» **PROBLEM TO WORK ON**
The answer is one number: how many lines in the data below hold "Septiembre".

» **DATA SHOWN**
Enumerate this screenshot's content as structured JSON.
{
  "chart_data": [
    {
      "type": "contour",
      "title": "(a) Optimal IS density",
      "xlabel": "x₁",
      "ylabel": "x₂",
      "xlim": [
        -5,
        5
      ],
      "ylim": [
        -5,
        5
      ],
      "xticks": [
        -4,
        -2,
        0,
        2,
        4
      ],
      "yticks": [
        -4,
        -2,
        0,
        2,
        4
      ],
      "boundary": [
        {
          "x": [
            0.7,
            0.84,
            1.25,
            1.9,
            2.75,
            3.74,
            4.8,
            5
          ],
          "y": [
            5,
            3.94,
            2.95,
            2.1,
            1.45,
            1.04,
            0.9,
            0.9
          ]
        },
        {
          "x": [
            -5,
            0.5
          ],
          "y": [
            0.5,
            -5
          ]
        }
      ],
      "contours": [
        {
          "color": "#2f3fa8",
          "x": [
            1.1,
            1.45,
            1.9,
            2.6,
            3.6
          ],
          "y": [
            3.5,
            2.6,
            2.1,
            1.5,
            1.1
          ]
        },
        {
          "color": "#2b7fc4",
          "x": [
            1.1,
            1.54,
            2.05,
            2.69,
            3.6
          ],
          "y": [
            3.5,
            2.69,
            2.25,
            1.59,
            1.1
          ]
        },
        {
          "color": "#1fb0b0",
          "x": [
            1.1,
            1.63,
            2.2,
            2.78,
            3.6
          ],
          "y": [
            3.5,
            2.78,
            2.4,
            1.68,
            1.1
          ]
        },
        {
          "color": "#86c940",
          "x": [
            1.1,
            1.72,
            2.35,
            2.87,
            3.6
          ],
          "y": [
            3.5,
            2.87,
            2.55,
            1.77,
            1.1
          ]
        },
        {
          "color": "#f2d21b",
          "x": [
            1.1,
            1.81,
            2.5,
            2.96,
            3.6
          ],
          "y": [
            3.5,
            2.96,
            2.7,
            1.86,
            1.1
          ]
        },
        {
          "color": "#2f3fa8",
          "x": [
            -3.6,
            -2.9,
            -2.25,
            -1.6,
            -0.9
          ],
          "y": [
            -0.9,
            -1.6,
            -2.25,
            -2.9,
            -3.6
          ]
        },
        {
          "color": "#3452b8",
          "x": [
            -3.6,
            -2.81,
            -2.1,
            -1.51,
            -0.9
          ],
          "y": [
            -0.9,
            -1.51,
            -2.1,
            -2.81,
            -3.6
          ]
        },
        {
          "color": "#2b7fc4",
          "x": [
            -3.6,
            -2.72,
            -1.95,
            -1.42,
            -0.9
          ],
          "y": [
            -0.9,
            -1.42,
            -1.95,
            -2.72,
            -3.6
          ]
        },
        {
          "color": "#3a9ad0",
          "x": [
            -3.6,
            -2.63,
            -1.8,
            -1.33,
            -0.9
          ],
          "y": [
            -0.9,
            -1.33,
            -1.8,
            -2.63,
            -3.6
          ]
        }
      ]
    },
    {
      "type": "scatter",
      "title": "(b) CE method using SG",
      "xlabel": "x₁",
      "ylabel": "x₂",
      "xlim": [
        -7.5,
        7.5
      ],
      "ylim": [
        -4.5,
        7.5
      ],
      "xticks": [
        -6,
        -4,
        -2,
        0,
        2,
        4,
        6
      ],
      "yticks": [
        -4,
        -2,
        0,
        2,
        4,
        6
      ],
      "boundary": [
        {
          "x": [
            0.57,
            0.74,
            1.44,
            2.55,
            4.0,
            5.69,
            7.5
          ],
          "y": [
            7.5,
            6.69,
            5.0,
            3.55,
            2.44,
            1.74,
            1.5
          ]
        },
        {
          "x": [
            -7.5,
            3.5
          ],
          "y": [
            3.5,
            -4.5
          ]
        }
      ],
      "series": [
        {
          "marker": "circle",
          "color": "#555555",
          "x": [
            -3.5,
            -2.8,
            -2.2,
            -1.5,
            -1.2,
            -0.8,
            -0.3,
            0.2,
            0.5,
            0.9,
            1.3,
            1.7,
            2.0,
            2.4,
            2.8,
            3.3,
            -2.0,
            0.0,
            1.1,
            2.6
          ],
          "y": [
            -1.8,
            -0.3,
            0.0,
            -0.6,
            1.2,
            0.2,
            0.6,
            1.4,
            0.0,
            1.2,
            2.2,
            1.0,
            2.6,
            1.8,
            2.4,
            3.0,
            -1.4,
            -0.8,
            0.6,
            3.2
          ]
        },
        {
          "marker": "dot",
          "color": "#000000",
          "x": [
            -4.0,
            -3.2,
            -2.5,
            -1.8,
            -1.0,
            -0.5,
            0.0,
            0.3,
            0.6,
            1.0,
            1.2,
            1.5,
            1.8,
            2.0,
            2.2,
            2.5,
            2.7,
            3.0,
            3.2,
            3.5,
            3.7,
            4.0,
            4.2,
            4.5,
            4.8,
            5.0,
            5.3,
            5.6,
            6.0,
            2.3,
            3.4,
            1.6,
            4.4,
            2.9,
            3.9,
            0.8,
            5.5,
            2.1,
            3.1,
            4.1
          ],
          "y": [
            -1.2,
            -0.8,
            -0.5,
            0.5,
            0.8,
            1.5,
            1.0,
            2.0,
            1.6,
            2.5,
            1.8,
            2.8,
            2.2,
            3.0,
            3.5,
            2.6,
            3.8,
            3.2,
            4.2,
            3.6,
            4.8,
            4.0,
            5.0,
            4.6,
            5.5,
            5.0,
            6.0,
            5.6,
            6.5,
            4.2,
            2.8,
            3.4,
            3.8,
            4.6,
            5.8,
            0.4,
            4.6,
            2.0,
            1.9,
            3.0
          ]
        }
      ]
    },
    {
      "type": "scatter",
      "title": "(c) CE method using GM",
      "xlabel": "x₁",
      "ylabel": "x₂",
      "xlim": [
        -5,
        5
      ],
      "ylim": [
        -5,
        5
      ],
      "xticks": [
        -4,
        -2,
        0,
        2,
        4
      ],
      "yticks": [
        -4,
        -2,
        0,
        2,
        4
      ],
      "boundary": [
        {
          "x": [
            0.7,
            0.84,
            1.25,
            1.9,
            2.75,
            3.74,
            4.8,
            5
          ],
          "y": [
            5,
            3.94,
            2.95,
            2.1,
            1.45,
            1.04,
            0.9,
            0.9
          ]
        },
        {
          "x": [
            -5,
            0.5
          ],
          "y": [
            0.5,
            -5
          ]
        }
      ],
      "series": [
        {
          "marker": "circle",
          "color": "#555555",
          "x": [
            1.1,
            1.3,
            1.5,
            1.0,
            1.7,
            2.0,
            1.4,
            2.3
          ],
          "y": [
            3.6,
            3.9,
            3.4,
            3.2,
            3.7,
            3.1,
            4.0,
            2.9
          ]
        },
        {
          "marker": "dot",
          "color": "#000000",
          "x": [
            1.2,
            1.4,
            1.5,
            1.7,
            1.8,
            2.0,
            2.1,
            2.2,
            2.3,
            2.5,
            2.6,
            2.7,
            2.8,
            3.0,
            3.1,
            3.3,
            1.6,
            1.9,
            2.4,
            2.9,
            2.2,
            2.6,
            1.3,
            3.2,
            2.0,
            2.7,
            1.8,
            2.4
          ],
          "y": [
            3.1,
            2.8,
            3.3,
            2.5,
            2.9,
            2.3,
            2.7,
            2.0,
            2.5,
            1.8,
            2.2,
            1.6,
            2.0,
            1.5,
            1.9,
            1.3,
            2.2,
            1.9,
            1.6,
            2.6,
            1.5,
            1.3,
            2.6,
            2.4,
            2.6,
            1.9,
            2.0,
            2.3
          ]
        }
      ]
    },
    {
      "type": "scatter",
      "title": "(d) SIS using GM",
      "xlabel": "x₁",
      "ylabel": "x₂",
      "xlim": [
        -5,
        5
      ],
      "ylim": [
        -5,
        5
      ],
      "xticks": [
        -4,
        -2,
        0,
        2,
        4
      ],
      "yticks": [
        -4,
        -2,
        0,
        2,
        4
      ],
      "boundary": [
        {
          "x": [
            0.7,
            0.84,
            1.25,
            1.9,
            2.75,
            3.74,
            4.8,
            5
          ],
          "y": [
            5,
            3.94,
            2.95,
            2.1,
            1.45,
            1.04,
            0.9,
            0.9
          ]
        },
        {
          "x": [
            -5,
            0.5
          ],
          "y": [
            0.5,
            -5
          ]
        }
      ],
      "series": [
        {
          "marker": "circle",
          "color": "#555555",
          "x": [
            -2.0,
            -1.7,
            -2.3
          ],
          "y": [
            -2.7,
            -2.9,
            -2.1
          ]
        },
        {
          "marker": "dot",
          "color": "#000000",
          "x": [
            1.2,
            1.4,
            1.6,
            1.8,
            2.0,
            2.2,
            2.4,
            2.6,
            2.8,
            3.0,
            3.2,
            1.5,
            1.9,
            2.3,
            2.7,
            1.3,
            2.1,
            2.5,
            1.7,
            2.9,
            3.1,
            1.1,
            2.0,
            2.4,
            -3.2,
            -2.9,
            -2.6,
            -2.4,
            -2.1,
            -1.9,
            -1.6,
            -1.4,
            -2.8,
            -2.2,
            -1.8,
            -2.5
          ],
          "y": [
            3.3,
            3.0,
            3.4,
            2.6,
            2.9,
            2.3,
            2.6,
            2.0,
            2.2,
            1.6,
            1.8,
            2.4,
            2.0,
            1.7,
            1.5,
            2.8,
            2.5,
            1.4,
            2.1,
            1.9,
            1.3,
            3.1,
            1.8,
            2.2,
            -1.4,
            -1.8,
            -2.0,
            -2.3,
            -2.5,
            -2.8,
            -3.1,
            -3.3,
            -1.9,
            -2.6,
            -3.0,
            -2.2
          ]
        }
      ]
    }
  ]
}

--

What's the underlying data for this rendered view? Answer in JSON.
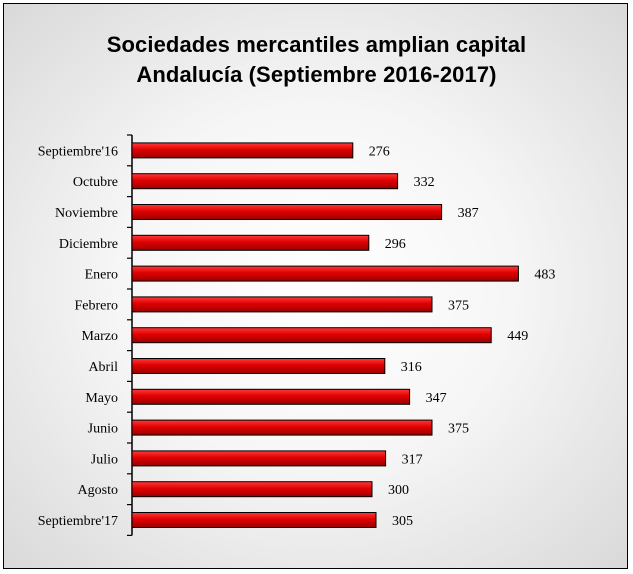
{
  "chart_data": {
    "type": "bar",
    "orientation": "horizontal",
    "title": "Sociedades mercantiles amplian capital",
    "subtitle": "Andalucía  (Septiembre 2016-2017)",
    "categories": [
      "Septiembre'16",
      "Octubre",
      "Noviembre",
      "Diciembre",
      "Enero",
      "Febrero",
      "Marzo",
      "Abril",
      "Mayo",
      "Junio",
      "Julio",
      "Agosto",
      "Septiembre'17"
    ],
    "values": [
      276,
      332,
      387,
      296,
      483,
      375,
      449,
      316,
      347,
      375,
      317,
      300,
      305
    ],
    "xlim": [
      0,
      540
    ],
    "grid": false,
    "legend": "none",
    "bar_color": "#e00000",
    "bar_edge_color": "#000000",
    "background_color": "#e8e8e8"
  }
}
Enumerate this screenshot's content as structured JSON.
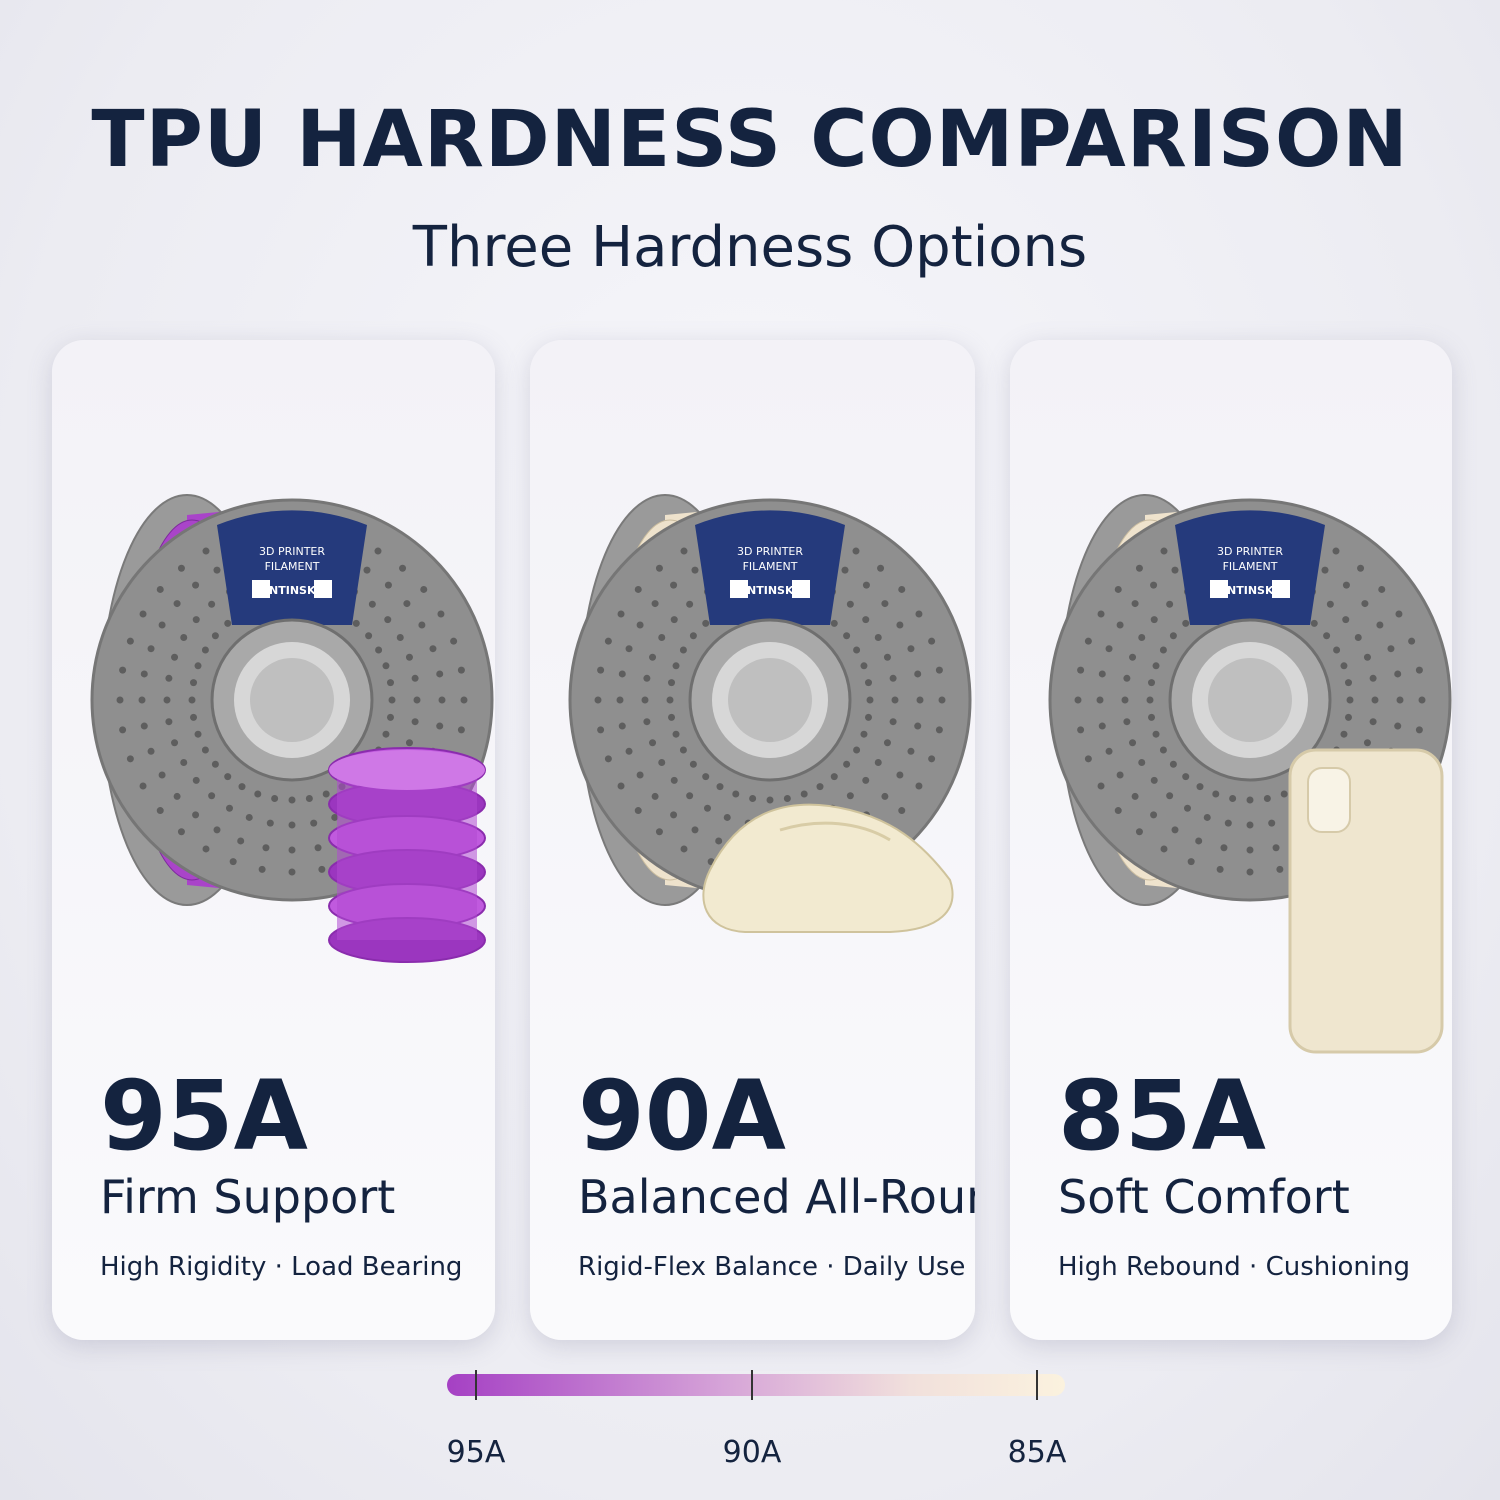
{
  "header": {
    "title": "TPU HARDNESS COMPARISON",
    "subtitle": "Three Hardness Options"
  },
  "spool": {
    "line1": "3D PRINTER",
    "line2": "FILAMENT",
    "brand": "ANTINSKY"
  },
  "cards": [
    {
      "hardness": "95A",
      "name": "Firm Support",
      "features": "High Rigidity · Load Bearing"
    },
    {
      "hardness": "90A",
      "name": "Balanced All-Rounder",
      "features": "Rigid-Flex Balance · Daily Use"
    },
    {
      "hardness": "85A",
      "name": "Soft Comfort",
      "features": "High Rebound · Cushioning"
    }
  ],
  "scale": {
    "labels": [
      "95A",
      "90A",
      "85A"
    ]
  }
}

--

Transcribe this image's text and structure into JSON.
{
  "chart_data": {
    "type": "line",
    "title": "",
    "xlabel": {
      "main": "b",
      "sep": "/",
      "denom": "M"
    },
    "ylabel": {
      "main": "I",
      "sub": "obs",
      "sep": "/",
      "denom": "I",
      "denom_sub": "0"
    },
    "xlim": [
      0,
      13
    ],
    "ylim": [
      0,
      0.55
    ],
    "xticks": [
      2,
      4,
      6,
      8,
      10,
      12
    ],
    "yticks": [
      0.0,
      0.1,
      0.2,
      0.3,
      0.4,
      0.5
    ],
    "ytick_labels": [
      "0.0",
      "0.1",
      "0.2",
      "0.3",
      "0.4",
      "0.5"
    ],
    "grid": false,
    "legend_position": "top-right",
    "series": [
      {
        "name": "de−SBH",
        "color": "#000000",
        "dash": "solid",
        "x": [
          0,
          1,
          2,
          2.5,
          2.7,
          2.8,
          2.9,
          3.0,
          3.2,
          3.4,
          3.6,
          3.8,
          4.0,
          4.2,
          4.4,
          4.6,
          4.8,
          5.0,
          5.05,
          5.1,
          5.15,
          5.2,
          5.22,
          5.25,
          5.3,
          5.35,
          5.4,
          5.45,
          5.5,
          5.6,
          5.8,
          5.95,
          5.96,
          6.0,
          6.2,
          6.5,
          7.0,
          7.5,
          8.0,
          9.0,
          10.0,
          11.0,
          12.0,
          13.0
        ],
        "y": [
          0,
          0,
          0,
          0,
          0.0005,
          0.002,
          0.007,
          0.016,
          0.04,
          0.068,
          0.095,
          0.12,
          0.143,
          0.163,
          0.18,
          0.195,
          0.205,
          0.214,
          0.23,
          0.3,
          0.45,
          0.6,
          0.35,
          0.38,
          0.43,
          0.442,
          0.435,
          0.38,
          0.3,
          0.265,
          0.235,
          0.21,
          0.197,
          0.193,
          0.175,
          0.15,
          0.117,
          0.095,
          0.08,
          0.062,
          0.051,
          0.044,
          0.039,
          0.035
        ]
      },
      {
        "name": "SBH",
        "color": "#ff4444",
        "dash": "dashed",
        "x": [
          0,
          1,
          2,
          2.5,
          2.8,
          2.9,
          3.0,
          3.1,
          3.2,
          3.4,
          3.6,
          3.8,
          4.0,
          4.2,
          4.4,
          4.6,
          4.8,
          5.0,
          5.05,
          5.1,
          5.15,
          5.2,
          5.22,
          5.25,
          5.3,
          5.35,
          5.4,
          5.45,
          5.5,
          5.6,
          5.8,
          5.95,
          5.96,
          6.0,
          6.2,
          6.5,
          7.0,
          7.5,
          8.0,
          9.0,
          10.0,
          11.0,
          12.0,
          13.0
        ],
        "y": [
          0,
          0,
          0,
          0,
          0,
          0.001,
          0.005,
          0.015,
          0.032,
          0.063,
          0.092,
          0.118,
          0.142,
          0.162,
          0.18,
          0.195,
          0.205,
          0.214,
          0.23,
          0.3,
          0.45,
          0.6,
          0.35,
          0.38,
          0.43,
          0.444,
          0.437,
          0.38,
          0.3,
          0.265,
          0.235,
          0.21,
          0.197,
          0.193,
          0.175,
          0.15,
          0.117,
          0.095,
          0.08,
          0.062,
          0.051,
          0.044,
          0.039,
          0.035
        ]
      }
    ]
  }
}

» **SOLVED EXERCISE**
3